# START OF Data supplied

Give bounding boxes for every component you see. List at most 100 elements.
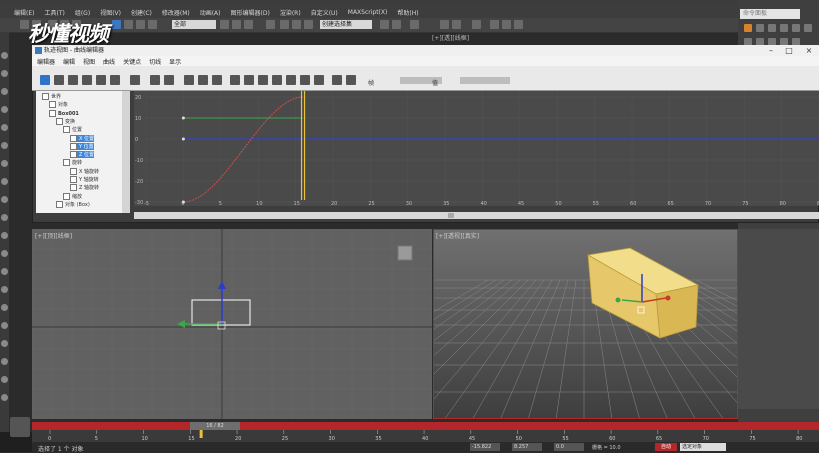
snap-frames-icon[interactable]: [212, 75, 222, 85]
tool-icon[interactable]: [1, 340, 8, 347]
gizmo-x-handle[interactable]: [665, 295, 671, 301]
angle-snap-icon[interactable]: [292, 20, 301, 29]
tangent-step-icon[interactable]: [286, 75, 296, 85]
tree-node[interactable]: 旋转: [63, 159, 82, 167]
tool-icon[interactable]: [1, 214, 8, 221]
named-selection-dropdown[interactable]: 创建选择集: [320, 20, 372, 29]
tool-icon[interactable]: [1, 268, 8, 275]
tool-icon[interactable]: [1, 376, 8, 383]
pivot-center-icon[interactable]: [266, 20, 275, 29]
menu-item[interactable]: 动画(A): [200, 8, 221, 17]
move-keys-icon[interactable]: [40, 75, 50, 85]
utilities-tab-icon[interactable]: [804, 24, 812, 32]
top-viewport[interactable]: [32, 229, 432, 419]
move-icon[interactable]: [220, 20, 229, 29]
tool-icon[interactable]: [1, 232, 8, 239]
coord-x-field[interactable]: -15.822: [470, 443, 500, 451]
retime-icon[interactable]: [96, 75, 106, 85]
coord-y-field[interactable]: 8.257: [512, 443, 542, 451]
tree-node[interactable]: 变换: [56, 117, 75, 125]
tool-icon[interactable]: [1, 394, 8, 401]
tool-icon[interactable]: [1, 52, 8, 59]
tree-node[interactable]: X 位置: [70, 134, 95, 142]
selection-filter-dropdown[interactable]: 全部: [172, 20, 216, 29]
tangent-spline-icon[interactable]: [244, 75, 254, 85]
tool-icon[interactable]: [1, 88, 8, 95]
value-field[interactable]: [460, 77, 510, 84]
modify-tab-icon[interactable]: [756, 24, 764, 32]
gizmo-y-handle[interactable]: [615, 297, 621, 303]
viewport-layout-icon[interactable]: [10, 417, 30, 437]
menu-item[interactable]: 工具(T): [44, 8, 64, 17]
curve-editor-menu-item[interactable]: 编辑器: [37, 57, 55, 66]
region-keys-icon[interactable]: [82, 75, 92, 85]
close-button[interactable]: ×: [800, 45, 818, 56]
snap-toggle-icon[interactable]: [280, 20, 289, 29]
align-icon[interactable]: [392, 20, 401, 29]
layer-explorer-icon[interactable]: [410, 20, 419, 29]
curve-editor-menu-item[interactable]: 显示: [169, 57, 181, 66]
menu-item[interactable]: 渲染(R): [280, 8, 301, 17]
tangent-auto-icon[interactable]: [230, 75, 240, 85]
tool-icon[interactable]: [1, 178, 8, 185]
tree-node[interactable]: Y 轴旋转: [70, 176, 99, 183]
menu-item[interactable]: 视图(V): [100, 8, 121, 17]
tool-icon[interactable]: [1, 124, 8, 131]
viewcube-icon[interactable]: [397, 245, 413, 261]
tree-node[interactable]: Z 位置: [70, 151, 95, 159]
perspective-viewport-label[interactable]: [+][透视][真实]: [436, 231, 479, 240]
tree-node[interactable]: 对象 (Box): [56, 200, 90, 208]
tree-node[interactable]: 世界: [42, 93, 61, 100]
tree-node[interactable]: 缩放: [63, 192, 82, 200]
curve-editor-menu-item[interactable]: 编辑: [63, 57, 75, 66]
box-outline[interactable]: [191, 299, 251, 326]
tool-icon[interactable]: [1, 106, 8, 113]
lock-tangents-icon[interactable]: [346, 75, 356, 85]
tool-icon[interactable]: [1, 304, 8, 311]
time-slider-thumb[interactable]: 16 / 82: [190, 422, 240, 430]
tree-node[interactable]: 对象: [49, 101, 68, 109]
menu-item[interactable]: 编辑(E): [14, 8, 34, 17]
select-by-name-icon[interactable]: [124, 20, 133, 29]
scale-icon[interactable]: [244, 20, 253, 29]
tangent-fast-icon[interactable]: [258, 75, 268, 85]
hierarchy-tab-icon[interactable]: [768, 24, 776, 32]
track-bar[interactable]: 0 5 10 15 20 25 30 35 40 45 50 55 60 65 70 75 80: [32, 430, 819, 442]
menu-item[interactable]: 组(G): [75, 8, 90, 17]
material-editor-icon[interactable]: [472, 20, 481, 29]
tool-icon[interactable]: [1, 250, 8, 257]
rectangular-selection-icon[interactable]: [136, 20, 145, 29]
tool-icon[interactable]: [1, 160, 8, 167]
curve-editor-menu-item[interactable]: 曲线: [103, 57, 115, 66]
zoom-icon[interactable]: [184, 75, 194, 85]
tool-icon[interactable]: [1, 196, 8, 203]
menu-item[interactable]: 自定义(U): [311, 8, 338, 17]
auto-key-button[interactable]: 自动: [655, 443, 677, 451]
menu-item[interactable]: 图形编辑器(D): [231, 8, 270, 17]
command-search-input[interactable]: 命令面板: [740, 9, 800, 19]
minimize-button[interactable]: –: [762, 45, 780, 56]
motion-tab-icon[interactable]: [780, 24, 788, 32]
tool-icon[interactable]: [1, 142, 8, 149]
tool-icon[interactable]: [1, 286, 8, 293]
draw-curves-icon[interactable]: [54, 75, 64, 85]
selection-set-dropdown[interactable]: 选定对象: [680, 443, 726, 451]
time-slider-track[interactable]: [32, 422, 819, 430]
percent-snap-icon[interactable]: [304, 20, 313, 29]
tree-node[interactable]: X 轴旋转: [70, 167, 99, 175]
mirror-icon[interactable]: [380, 20, 389, 29]
menu-item[interactable]: MAXScript(X): [348, 9, 388, 16]
tangent-slow-icon[interactable]: [272, 75, 282, 85]
menu-item[interactable]: 创建(C): [131, 8, 152, 17]
curve-editor-menu-item[interactable]: 切线: [149, 57, 161, 66]
graph-horizontal-scrollbar[interactable]: [134, 212, 819, 219]
graph-scroll-thumb[interactable]: [448, 213, 454, 218]
slide-keys-icon[interactable]: [110, 75, 120, 85]
top-viewport-label[interactable]: [+][顶][线框]: [35, 231, 72, 240]
current-frame-marker[interactable]: [199, 430, 203, 438]
schematic-view-icon[interactable]: [452, 20, 461, 29]
tree-node[interactable]: Y 位置: [70, 142, 94, 150]
render-icon[interactable]: [514, 20, 523, 29]
tangent-smooth-icon[interactable]: [314, 75, 324, 85]
curve-editor-menu-item[interactable]: 关键点: [123, 57, 141, 66]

# END OF Data supplied

» **Problem to solve**
Please turn everything from the row containing "snap-frames-icon[interactable]: [212, 75, 222, 85]" down to the row containing "coord-y-field[interactable]: 8.257: [512, 443, 542, 451]" into a numbered list, leaving out any blank lines.

» **Result for this task**
1. snap-frames-icon[interactable]: [212, 75, 222, 85]
2. tool-icon[interactable]: [1, 340, 8, 347]
3. gizmo-x-handle[interactable]: [665, 295, 671, 301]
4. angle-snap-icon[interactable]: [292, 20, 301, 29]
5. tangent-step-icon[interactable]: [286, 75, 296, 85]
6. tree-node[interactable]: 旋转: [63, 159, 82, 167]
7. tool-icon[interactable]: [1, 214, 8, 221]
8. named-selection-dropdown[interactable]: 创建选择集: [320, 20, 372, 29]
9. tool-icon[interactable]: [1, 268, 8, 275]
10. tool-icon[interactable]: [1, 376, 8, 383]
11. pivot-center-icon[interactable]: [266, 20, 275, 29]
12. menu-item[interactable]: 动画(A): [200, 8, 221, 17]
13. move-keys-icon[interactable]: [40, 75, 50, 85]
14. utilities-tab-icon[interactable]: [804, 24, 812, 32]
15. top-viewport[interactable]: [32, 229, 432, 419]
16. move-icon[interactable]: [220, 20, 229, 29]
17. tool-icon[interactable]: [1, 232, 8, 239]
18. coord-x-field[interactable]: -15.822: [470, 443, 500, 451]
19. retime-icon[interactable]: [96, 75, 106, 85]
20. coord-y-field[interactable]: 8.257: [512, 443, 542, 451]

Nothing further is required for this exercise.